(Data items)
▬▬▬▬▬▬

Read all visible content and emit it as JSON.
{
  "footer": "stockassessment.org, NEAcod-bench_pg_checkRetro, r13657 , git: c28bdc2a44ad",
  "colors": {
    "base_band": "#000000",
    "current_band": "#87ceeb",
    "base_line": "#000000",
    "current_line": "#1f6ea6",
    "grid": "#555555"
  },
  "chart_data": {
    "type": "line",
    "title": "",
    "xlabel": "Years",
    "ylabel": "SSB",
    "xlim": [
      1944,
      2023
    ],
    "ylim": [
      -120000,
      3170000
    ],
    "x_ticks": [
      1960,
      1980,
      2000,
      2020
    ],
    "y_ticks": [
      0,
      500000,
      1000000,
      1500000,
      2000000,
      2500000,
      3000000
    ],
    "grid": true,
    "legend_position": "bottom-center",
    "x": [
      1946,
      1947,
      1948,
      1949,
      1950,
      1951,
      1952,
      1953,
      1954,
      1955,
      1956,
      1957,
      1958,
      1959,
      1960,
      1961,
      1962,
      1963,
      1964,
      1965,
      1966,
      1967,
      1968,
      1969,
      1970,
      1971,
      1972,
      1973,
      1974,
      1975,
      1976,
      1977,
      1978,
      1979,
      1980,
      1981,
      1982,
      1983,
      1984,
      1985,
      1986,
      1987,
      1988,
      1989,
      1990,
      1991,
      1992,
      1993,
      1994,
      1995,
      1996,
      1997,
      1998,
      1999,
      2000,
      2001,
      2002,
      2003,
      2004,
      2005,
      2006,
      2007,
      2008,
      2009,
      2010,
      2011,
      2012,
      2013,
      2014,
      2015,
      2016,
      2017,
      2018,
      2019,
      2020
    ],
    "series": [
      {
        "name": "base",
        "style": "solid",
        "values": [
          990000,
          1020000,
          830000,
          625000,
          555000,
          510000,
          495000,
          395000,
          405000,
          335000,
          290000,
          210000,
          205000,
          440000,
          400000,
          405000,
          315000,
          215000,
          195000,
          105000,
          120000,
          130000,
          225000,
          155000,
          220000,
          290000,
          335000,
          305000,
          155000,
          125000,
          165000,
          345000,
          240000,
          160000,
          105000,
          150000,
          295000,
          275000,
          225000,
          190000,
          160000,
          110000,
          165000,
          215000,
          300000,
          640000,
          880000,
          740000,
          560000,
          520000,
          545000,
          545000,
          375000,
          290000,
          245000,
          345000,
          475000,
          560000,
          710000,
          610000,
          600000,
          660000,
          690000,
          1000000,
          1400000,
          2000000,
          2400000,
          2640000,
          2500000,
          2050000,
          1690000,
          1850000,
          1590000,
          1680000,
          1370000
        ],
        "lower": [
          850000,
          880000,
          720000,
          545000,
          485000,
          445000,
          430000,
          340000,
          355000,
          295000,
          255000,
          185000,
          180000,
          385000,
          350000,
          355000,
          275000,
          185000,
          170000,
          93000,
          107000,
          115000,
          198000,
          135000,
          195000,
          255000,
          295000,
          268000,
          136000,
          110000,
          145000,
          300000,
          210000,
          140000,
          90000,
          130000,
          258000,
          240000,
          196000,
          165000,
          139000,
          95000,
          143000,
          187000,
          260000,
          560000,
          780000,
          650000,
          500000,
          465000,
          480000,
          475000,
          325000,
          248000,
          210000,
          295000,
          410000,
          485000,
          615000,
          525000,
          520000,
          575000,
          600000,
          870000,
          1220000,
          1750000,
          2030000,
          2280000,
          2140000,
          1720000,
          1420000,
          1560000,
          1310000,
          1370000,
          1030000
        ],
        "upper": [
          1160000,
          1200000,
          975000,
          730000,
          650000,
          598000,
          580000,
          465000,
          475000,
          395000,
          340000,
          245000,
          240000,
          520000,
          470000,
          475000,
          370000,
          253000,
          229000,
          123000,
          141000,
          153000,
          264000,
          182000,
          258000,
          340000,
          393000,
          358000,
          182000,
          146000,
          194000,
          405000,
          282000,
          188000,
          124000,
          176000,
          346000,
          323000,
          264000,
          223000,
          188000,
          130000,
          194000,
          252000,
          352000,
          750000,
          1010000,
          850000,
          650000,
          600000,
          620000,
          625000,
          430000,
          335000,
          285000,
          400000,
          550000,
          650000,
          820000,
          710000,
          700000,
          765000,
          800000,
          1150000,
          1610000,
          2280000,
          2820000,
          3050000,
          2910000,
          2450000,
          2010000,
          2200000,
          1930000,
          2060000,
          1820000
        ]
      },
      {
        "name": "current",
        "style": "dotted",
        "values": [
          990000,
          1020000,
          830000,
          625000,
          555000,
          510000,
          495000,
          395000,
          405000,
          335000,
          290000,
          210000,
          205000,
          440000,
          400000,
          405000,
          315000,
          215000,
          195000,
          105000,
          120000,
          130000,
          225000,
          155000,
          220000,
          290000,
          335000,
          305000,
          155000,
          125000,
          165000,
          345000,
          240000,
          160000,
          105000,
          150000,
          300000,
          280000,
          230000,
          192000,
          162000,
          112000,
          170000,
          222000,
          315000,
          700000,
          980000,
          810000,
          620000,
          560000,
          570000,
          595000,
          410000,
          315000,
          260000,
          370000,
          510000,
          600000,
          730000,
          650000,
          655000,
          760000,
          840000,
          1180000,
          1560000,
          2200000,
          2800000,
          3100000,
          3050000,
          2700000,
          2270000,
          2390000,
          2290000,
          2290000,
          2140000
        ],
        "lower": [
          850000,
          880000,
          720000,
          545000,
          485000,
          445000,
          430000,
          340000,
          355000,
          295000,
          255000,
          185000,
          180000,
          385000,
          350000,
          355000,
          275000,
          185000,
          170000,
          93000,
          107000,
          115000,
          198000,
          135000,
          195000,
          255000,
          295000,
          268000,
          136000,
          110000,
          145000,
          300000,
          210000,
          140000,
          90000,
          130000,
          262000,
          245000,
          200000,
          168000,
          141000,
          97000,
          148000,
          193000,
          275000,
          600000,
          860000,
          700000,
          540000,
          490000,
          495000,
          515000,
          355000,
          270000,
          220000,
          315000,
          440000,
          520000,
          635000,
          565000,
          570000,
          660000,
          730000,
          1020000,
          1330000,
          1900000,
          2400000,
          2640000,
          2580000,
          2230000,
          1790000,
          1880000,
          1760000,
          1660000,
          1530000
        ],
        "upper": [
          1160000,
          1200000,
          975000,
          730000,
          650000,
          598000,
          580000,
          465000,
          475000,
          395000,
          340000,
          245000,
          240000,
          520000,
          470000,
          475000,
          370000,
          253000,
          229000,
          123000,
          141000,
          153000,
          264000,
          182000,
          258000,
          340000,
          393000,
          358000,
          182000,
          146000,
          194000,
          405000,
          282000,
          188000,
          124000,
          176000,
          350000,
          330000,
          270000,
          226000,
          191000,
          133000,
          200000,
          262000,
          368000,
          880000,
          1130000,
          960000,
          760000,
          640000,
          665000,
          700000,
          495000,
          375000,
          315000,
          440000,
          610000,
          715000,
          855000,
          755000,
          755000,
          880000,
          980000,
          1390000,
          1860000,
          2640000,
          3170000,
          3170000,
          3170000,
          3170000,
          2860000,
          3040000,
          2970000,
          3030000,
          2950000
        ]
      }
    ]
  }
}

▬▬▬▬▬▬

WHAT THE TASK REQUIRES: Without leaving anything out, give the entries again exactly.

RESULT FOR THIS EXERCISE:
Read all visible content and emit it as JSON.
{
  "footer": "stockassessment.org, NEAcod-bench_pg_checkRetro, r13657 , git: c28bdc2a44ad",
  "colors": {
    "base_band": "#000000",
    "current_band": "#87ceeb",
    "base_line": "#000000",
    "current_line": "#1f6ea6",
    "grid": "#555555"
  },
  "chart_data": {
    "type": "line",
    "title": "",
    "xlabel": "Years",
    "ylabel": "SSB",
    "xlim": [
      1944,
      2023
    ],
    "ylim": [
      -120000,
      3170000
    ],
    "x_ticks": [
      1960,
      1980,
      2000,
      2020
    ],
    "y_ticks": [
      0,
      500000,
      1000000,
      1500000,
      2000000,
      2500000,
      3000000
    ],
    "grid": true,
    "legend_position": "bottom-center",
    "x": [
      1946,
      1947,
      1948,
      1949,
      1950,
      1951,
      1952,
      1953,
      1954,
      1955,
      1956,
      1957,
      1958,
      1959,
      1960,
      1961,
      1962,
      1963,
      1964,
      1965,
      1966,
      1967,
      1968,
      1969,
      1970,
      1971,
      1972,
      1973,
      1974,
      1975,
      1976,
      1977,
      1978,
      1979,
      1980,
      1981,
      1982,
      1983,
      1984,
      1985,
      1986,
      1987,
      1988,
      1989,
      1990,
      1991,
      1992,
      1993,
      1994,
      1995,
      1996,
      1997,
      1998,
      1999,
      2000,
      2001,
      2002,
      2003,
      2004,
      2005,
      2006,
      2007,
      2008,
      2009,
      2010,
      2011,
      2012,
      2013,
      2014,
      2015,
      2016,
      2017,
      2018,
      2019,
      2020
    ],
    "series": [
      {
        "name": "base",
        "style": "solid",
        "values": [
          990000,
          1020000,
          830000,
          625000,
          555000,
          510000,
          495000,
          395000,
          405000,
          335000,
          290000,
          210000,
          205000,
          440000,
          400000,
          405000,
          315000,
          215000,
          195000,
          105000,
          120000,
          130000,
          225000,
          155000,
          220000,
          290000,
          335000,
          305000,
          155000,
          125000,
          165000,
          345000,
          240000,
          160000,
          105000,
          150000,
          295000,
          275000,
          225000,
          190000,
          160000,
          110000,
          165000,
          215000,
          300000,
          640000,
          880000,
          740000,
          560000,
          520000,
          545000,
          545000,
          375000,
          290000,
          245000,
          345000,
          475000,
          560000,
          710000,
          610000,
          600000,
          660000,
          690000,
          1000000,
          1400000,
          2000000,
          2400000,
          2640000,
          2500000,
          2050000,
          1690000,
          1850000,
          1590000,
          1680000,
          1370000
        ],
        "lower": [
          850000,
          880000,
          720000,
          545000,
          485000,
          445000,
          430000,
          340000,
          355000,
          295000,
          255000,
          185000,
          180000,
          385000,
          350000,
          355000,
          275000,
          185000,
          170000,
          93000,
          107000,
          115000,
          198000,
          135000,
          195000,
          255000,
          295000,
          268000,
          136000,
          110000,
          145000,
          300000,
          210000,
          140000,
          90000,
          130000,
          258000,
          240000,
          196000,
          165000,
          139000,
          95000,
          143000,
          187000,
          260000,
          560000,
          780000,
          650000,
          500000,
          465000,
          480000,
          475000,
          325000,
          248000,
          210000,
          295000,
          410000,
          485000,
          615000,
          525000,
          520000,
          575000,
          600000,
          870000,
          1220000,
          1750000,
          2030000,
          2280000,
          2140000,
          1720000,
          1420000,
          1560000,
          1310000,
          1370000,
          1030000
        ],
        "upper": [
          1160000,
          1200000,
          975000,
          730000,
          650000,
          598000,
          580000,
          465000,
          475000,
          395000,
          340000,
          245000,
          240000,
          520000,
          470000,
          475000,
          370000,
          253000,
          229000,
          123000,
          141000,
          153000,
          264000,
          182000,
          258000,
          340000,
          393000,
          358000,
          182000,
          146000,
          194000,
          405000,
          282000,
          188000,
          124000,
          176000,
          346000,
          323000,
          264000,
          223000,
          188000,
          130000,
          194000,
          252000,
          352000,
          750000,
          1010000,
          850000,
          650000,
          600000,
          620000,
          625000,
          430000,
          335000,
          285000,
          400000,
          550000,
          650000,
          820000,
          710000,
          700000,
          765000,
          800000,
          1150000,
          1610000,
          2280000,
          2820000,
          3050000,
          2910000,
          2450000,
          2010000,
          2200000,
          1930000,
          2060000,
          1820000
        ]
      },
      {
        "name": "current",
        "style": "dotted",
        "values": [
          990000,
          1020000,
          830000,
          625000,
          555000,
          510000,
          495000,
          395000,
          405000,
          335000,
          290000,
          210000,
          205000,
          440000,
          400000,
          405000,
          315000,
          215000,
          195000,
          105000,
          120000,
          130000,
          225000,
          155000,
          220000,
          290000,
          335000,
          305000,
          155000,
          125000,
          165000,
          345000,
          240000,
          160000,
          105000,
          150000,
          300000,
          280000,
          230000,
          192000,
          162000,
          112000,
          170000,
          222000,
          315000,
          700000,
          980000,
          810000,
          620000,
          560000,
          570000,
          595000,
          410000,
          315000,
          260000,
          370000,
          510000,
          600000,
          730000,
          650000,
          655000,
          760000,
          840000,
          1180000,
          1560000,
          2200000,
          2800000,
          3100000,
          3050000,
          2700000,
          2270000,
          2390000,
          2290000,
          2290000,
          2140000
        ],
        "lower": [
          850000,
          880000,
          720000,
          545000,
          485000,
          445000,
          430000,
          340000,
          355000,
          295000,
          255000,
          185000,
          180000,
          385000,
          350000,
          355000,
          275000,
          185000,
          170000,
          93000,
          107000,
          115000,
          198000,
          135000,
          195000,
          255000,
          295000,
          268000,
          136000,
          110000,
          145000,
          300000,
          210000,
          140000,
          90000,
          130000,
          262000,
          245000,
          200000,
          168000,
          141000,
          97000,
          148000,
          193000,
          275000,
          600000,
          860000,
          700000,
          540000,
          490000,
          495000,
          515000,
          355000,
          270000,
          220000,
          315000,
          440000,
          520000,
          635000,
          565000,
          570000,
          660000,
          730000,
          1020000,
          1330000,
          1900000,
          2400000,
          2640000,
          2580000,
          2230000,
          1790000,
          1880000,
          1760000,
          1660000,
          1530000
        ],
        "upper": [
          1160000,
          1200000,
          975000,
          730000,
          650000,
          598000,
          580000,
          465000,
          475000,
          395000,
          340000,
          245000,
          240000,
          520000,
          470000,
          475000,
          370000,
          253000,
          229000,
          123000,
          141000,
          153000,
          264000,
          182000,
          258000,
          340000,
          393000,
          358000,
          182000,
          146000,
          194000,
          405000,
          282000,
          188000,
          124000,
          176000,
          350000,
          330000,
          270000,
          226000,
          191000,
          133000,
          200000,
          262000,
          368000,
          880000,
          1130000,
          960000,
          760000,
          640000,
          665000,
          700000,
          495000,
          375000,
          315000,
          440000,
          610000,
          715000,
          855000,
          755000,
          755000,
          880000,
          980000,
          1390000,
          1860000,
          2640000,
          3170000,
          3170000,
          3170000,
          3170000,
          2860000,
          3040000,
          2970000,
          3030000,
          2950000
        ]
      }
    ]
  }
}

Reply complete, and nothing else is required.